(Figure collection entries)
-=-=-=-=-

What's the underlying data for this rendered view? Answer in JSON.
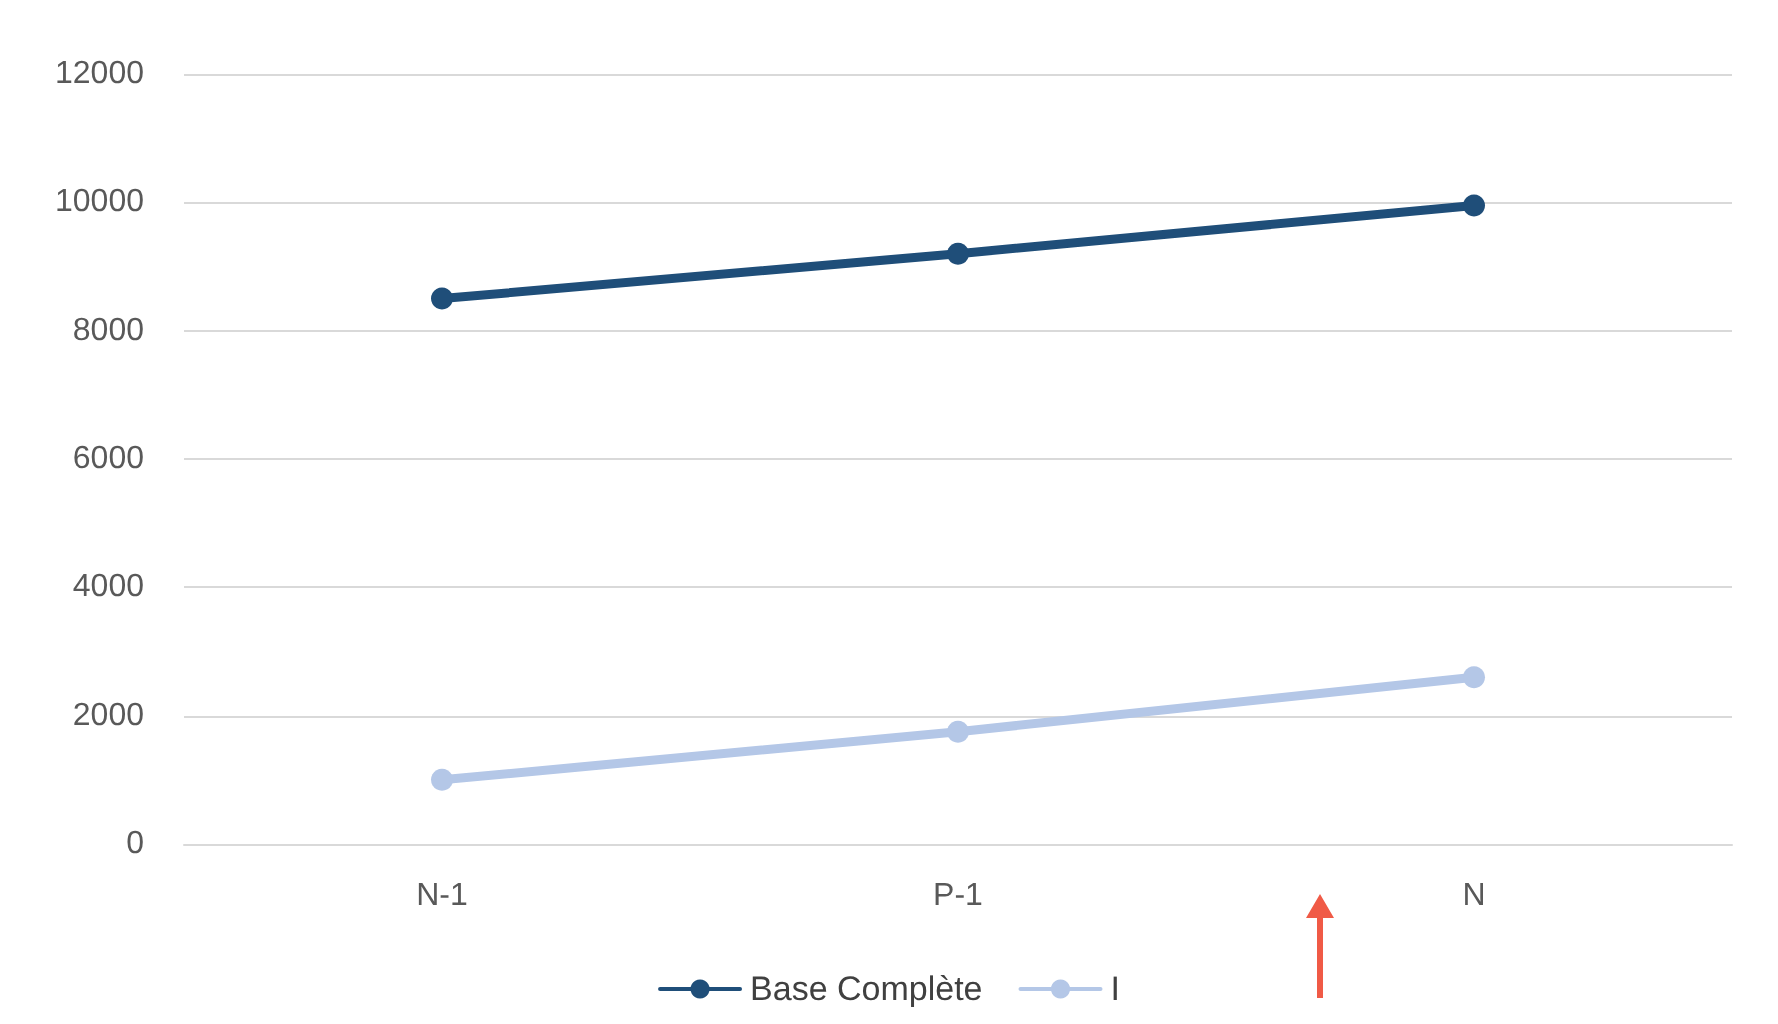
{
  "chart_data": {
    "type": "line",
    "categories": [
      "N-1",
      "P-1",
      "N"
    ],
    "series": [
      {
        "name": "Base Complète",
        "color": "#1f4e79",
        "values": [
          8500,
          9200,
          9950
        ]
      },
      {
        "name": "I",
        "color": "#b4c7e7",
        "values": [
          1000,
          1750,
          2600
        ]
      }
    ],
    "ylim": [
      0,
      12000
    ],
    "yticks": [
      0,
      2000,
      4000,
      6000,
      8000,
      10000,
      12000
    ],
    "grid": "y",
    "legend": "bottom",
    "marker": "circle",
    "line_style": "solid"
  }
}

-=-=-=-=-

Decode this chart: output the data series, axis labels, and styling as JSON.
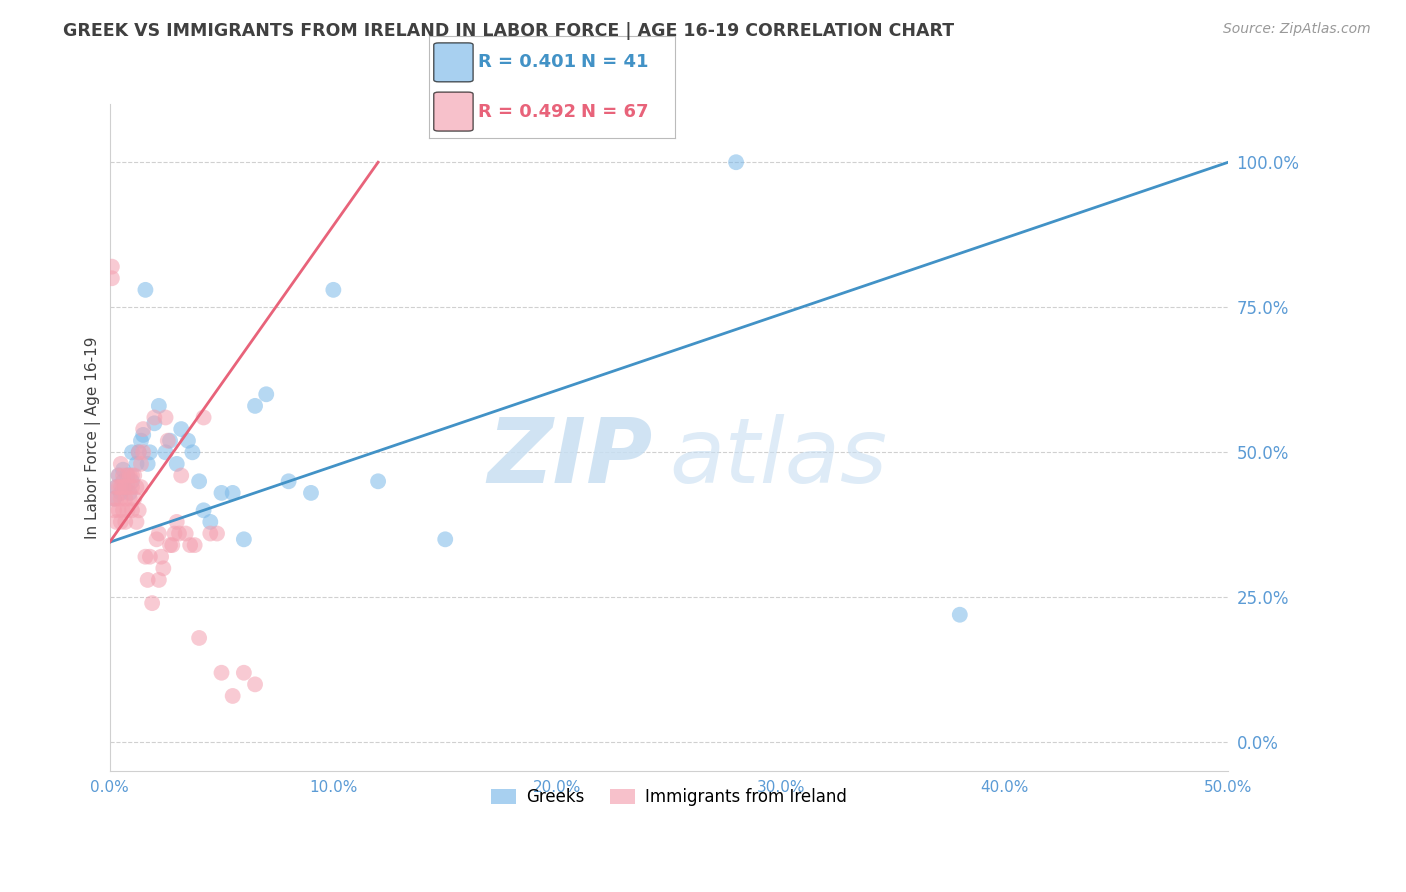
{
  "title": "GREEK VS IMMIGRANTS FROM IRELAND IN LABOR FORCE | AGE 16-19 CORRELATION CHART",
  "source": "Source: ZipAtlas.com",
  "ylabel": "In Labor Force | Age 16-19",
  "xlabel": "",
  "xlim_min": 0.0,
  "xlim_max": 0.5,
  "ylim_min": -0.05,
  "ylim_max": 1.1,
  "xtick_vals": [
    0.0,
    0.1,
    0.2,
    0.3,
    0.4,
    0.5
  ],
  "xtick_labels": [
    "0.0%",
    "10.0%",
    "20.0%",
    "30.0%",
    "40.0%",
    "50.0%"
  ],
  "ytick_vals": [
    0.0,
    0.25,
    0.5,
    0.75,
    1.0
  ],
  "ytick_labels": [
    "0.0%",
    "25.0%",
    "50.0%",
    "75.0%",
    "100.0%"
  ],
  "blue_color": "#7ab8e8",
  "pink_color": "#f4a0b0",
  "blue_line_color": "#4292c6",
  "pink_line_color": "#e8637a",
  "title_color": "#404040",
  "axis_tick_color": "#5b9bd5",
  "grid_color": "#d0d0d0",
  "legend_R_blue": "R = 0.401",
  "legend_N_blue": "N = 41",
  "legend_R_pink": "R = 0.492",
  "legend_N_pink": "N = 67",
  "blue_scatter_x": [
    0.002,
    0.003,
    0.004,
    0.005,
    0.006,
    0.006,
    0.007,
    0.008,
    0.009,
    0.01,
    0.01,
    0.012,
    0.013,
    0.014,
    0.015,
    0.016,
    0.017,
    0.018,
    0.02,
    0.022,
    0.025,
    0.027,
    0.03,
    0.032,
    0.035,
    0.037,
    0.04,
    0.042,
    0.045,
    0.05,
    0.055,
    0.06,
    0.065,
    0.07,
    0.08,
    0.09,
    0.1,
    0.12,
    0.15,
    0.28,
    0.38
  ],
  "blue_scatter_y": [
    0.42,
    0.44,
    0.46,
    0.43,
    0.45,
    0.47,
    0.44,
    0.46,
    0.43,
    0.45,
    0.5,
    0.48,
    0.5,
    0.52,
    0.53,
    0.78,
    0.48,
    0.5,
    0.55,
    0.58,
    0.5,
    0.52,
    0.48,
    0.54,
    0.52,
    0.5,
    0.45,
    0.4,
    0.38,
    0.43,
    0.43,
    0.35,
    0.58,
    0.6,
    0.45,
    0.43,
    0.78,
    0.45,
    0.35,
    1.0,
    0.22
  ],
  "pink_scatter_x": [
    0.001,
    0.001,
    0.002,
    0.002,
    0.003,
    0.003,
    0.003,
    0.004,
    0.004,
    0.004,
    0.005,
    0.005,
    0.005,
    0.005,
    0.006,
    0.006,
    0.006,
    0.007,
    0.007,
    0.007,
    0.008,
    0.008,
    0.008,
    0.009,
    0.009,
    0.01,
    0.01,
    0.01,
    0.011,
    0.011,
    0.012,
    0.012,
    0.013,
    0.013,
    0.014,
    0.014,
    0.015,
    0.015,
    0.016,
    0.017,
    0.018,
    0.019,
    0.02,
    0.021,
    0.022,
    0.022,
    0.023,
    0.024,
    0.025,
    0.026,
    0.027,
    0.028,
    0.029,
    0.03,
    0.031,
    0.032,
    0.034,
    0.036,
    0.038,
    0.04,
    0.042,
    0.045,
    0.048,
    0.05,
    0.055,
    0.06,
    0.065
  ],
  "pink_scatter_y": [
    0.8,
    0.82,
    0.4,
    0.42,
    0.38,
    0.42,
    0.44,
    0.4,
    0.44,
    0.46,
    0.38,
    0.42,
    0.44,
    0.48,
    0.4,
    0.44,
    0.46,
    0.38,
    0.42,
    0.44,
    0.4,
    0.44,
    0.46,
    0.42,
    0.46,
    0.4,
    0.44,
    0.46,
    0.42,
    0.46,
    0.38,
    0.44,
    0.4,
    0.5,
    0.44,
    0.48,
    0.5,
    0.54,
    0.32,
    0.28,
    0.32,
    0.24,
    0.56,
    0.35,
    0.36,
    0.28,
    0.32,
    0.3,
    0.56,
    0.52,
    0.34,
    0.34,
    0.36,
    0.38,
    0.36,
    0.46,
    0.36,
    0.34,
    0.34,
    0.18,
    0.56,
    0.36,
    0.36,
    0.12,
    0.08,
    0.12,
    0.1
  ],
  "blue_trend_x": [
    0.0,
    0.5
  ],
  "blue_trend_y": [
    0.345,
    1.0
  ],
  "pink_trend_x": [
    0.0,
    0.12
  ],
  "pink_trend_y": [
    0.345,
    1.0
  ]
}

-=-=-=-=-

**SET EXERCISE**
Search the records above for the string "series". Copy every line that contains it.

**WRITTEN REPLY**
    "series": [
Decode this chart: output the data series, axis labels, and styling as JSON.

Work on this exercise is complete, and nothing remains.